Please format every entry below as a numbered list, leaving out any blank lines.
------ Provided data ------
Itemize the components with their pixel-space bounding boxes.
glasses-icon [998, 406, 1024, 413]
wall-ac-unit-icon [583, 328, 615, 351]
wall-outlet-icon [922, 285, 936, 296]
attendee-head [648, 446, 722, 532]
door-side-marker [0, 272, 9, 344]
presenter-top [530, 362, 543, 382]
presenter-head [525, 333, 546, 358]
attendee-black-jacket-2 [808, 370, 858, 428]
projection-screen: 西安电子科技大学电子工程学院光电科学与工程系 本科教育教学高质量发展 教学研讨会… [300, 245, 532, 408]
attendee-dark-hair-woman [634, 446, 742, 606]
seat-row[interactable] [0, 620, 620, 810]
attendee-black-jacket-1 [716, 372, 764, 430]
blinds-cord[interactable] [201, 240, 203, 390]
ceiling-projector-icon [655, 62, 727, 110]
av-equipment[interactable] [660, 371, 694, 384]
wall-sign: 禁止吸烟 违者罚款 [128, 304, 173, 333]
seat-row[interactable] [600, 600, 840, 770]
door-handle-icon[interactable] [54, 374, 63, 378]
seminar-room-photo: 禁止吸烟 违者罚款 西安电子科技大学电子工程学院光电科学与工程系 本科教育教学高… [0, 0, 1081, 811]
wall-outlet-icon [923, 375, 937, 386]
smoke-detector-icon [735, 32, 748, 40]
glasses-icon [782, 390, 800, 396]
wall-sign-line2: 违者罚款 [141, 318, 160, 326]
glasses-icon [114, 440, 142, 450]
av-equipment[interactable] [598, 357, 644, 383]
------
## Exercise response
1. Itemize the components with their pixel-space bounding boxes.
2. glasses-icon [998, 406, 1024, 413]
3. wall-ac-unit-icon [583, 328, 615, 351]
4. wall-outlet-icon [922, 285, 936, 296]
5. attendee-head [648, 446, 722, 532]
6. door-side-marker [0, 272, 9, 344]
7. presenter-top [530, 362, 543, 382]
8. presenter-head [525, 333, 546, 358]
9. attendee-black-jacket-2 [808, 370, 858, 428]
10. projection-screen: 西安电子科技大学电子工程学院光电科学与工程系 本科教育教学高质量发展 教学研讨会… [300, 245, 532, 408]
11. attendee-dark-hair-woman [634, 446, 742, 606]
12. seat-row[interactable] [0, 620, 620, 810]
13. attendee-black-jacket-1 [716, 372, 764, 430]
14. blinds-cord[interactable] [201, 240, 203, 390]
15. ceiling-projector-icon [655, 62, 727, 110]
16. av-equipment[interactable] [660, 371, 694, 384]
17. wall-sign: 禁止吸烟 违者罚款 [128, 304, 173, 333]
18. seat-row[interactable] [600, 600, 840, 770]
19. door-handle-icon[interactable] [54, 374, 63, 378]
20. seminar-room-photo: 禁止吸烟 违者罚款 西安电子科技大学电子工程学院光电科学与工程系 本科教育教学高… [0, 0, 1081, 811]
21. wall-outlet-icon [923, 375, 937, 386]
22. smoke-detector-icon [735, 32, 748, 40]
23. glasses-icon [782, 390, 800, 396]
24. wall-sign-line2: 违者罚款 [141, 318, 160, 326]
25. glasses-icon [114, 440, 142, 450]
26. av-equipment[interactable] [598, 357, 644, 383]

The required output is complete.